(Entries from a dataset)
···

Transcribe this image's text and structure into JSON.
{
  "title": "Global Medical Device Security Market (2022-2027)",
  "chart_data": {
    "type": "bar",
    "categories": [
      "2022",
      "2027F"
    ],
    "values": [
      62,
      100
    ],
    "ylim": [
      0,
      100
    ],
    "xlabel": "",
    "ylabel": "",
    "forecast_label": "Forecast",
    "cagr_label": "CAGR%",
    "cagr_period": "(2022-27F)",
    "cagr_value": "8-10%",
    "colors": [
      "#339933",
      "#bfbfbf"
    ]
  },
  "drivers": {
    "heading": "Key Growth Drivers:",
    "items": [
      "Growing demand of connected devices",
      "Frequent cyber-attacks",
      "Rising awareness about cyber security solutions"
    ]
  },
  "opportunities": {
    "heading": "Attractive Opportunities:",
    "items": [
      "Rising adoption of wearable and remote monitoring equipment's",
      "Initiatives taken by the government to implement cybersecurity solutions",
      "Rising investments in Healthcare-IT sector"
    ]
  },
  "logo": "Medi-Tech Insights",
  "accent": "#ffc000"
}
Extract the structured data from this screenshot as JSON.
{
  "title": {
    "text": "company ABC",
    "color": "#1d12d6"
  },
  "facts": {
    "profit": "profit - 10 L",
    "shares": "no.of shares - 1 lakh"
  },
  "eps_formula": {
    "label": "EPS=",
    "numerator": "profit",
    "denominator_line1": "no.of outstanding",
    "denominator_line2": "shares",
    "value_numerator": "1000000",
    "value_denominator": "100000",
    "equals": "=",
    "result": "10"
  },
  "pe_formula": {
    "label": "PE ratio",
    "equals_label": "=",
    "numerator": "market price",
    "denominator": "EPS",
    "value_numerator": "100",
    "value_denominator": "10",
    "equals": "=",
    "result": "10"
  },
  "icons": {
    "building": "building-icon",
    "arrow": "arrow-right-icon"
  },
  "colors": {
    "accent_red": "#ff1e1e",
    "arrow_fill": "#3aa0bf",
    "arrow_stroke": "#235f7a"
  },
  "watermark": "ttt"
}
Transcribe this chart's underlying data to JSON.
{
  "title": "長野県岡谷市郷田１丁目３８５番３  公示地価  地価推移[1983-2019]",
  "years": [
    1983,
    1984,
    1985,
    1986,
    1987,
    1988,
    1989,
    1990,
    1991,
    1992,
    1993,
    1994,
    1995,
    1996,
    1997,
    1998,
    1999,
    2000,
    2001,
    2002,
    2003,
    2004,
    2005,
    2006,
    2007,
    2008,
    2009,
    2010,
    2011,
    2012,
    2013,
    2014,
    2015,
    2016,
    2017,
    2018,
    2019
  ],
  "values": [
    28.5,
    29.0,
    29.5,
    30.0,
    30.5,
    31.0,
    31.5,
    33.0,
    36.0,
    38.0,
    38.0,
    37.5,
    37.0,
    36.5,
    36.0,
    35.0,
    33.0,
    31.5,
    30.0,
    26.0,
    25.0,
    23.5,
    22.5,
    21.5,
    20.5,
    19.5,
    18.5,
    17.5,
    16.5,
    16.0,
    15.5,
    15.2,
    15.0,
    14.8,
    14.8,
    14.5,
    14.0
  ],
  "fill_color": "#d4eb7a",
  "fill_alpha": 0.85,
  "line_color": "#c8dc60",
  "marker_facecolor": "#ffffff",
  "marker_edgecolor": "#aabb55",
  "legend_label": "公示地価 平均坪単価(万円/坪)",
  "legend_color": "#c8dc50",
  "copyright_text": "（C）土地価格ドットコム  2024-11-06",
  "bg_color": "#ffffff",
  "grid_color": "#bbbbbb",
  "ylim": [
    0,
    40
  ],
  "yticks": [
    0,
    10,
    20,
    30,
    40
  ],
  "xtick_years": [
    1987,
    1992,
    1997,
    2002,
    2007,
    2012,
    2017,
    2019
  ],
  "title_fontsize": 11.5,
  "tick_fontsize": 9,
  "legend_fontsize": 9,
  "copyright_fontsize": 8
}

···

Task brief >>
Please reproduce each record precisely as written.

Result below >>
Transcribe this image's text and structure into JSON.
{
  "title": "Global Medical Device Security Market (2022-2027)",
  "chart_data": {
    "type": "bar",
    "categories": [
      "2022",
      "2027F"
    ],
    "values": [
      62,
      100
    ],
    "ylim": [
      0,
      100
    ],
    "xlabel": "",
    "ylabel": "",
    "forecast_label": "Forecast",
    "cagr_label": "CAGR%",
    "cagr_period": "(2022-27F)",
    "cagr_value": "8-10%",
    "colors": [
      "#339933",
      "#bfbfbf"
    ]
  },
  "drivers": {
    "heading": "Key Growth Drivers:",
    "items": [
      "Growing demand of connected devices",
      "Frequent cyber-attacks",
      "Rising awareness about cyber security solutions"
    ]
  },
  "opportunities": {
    "heading": "Attractive Opportunities:",
    "items": [
      "Rising adoption of wearable and remote monitoring equipment's",
      "Initiatives taken by the government to implement cybersecurity solutions",
      "Rising investments in Healthcare-IT sector"
    ]
  },
  "logo": "Medi-Tech Insights",
  "accent": "#ffc000"
}
Extract the structured data from this screenshot as JSON.
{
  "title": {
    "text": "company ABC",
    "color": "#1d12d6"
  },
  "facts": {
    "profit": "profit - 10 L",
    "shares": "no.of shares - 1 lakh"
  },
  "eps_formula": {
    "label": "EPS=",
    "numerator": "profit",
    "denominator_line1": "no.of outstanding",
    "denominator_line2": "shares",
    "value_numerator": "1000000",
    "value_denominator": "100000",
    "equals": "=",
    "result": "10"
  },
  "pe_formula": {
    "label": "PE ratio",
    "equals_label": "=",
    "numerator": "market price",
    "denominator": "EPS",
    "value_numerator": "100",
    "value_denominator": "10",
    "equals": "=",
    "result": "10"
  },
  "icons": {
    "building": "building-icon",
    "arrow": "arrow-right-icon"
  },
  "colors": {
    "accent_red": "#ff1e1e",
    "arrow_fill": "#3aa0bf",
    "arrow_stroke": "#235f7a"
  },
  "watermark": "ttt"
}
Transcribe this chart's underlying data to JSON.
{
  "title": "長野県岡谷市郷田１丁目３８５番３  公示地価  地価推移[1983-2019]",
  "years": [
    1983,
    1984,
    1985,
    1986,
    1987,
    1988,
    1989,
    1990,
    1991,
    1992,
    1993,
    1994,
    1995,
    1996,
    1997,
    1998,
    1999,
    2000,
    2001,
    2002,
    2003,
    2004,
    2005,
    2006,
    2007,
    2008,
    2009,
    2010,
    2011,
    2012,
    2013,
    2014,
    2015,
    2016,
    2017,
    2018,
    2019
  ],
  "values": [
    28.5,
    29.0,
    29.5,
    30.0,
    30.5,
    31.0,
    31.5,
    33.0,
    36.0,
    38.0,
    38.0,
    37.5,
    37.0,
    36.5,
    36.0,
    35.0,
    33.0,
    31.5,
    30.0,
    26.0,
    25.0,
    23.5,
    22.5,
    21.5,
    20.5,
    19.5,
    18.5,
    17.5,
    16.5,
    16.0,
    15.5,
    15.2,
    15.0,
    14.8,
    14.8,
    14.5,
    14.0
  ],
  "fill_color": "#d4eb7a",
  "fill_alpha": 0.85,
  "line_color": "#c8dc60",
  "marker_facecolor": "#ffffff",
  "marker_edgecolor": "#aabb55",
  "legend_label": "公示地価 平均坪単価(万円/坪)",
  "legend_color": "#c8dc50",
  "copyright_text": "（C）土地価格ドットコム  2024-11-06",
  "bg_color": "#ffffff",
  "grid_color": "#bbbbbb",
  "ylim": [
    0,
    40
  ],
  "yticks": [
    0,
    10,
    20,
    30,
    40
  ],
  "xtick_years": [
    1987,
    1992,
    1997,
    2002,
    2007,
    2012,
    2017,
    2019
  ],
  "title_fontsize": 11.5,
  "tick_fontsize": 9,
  "legend_fontsize": 9,
  "copyright_fontsize": 8
}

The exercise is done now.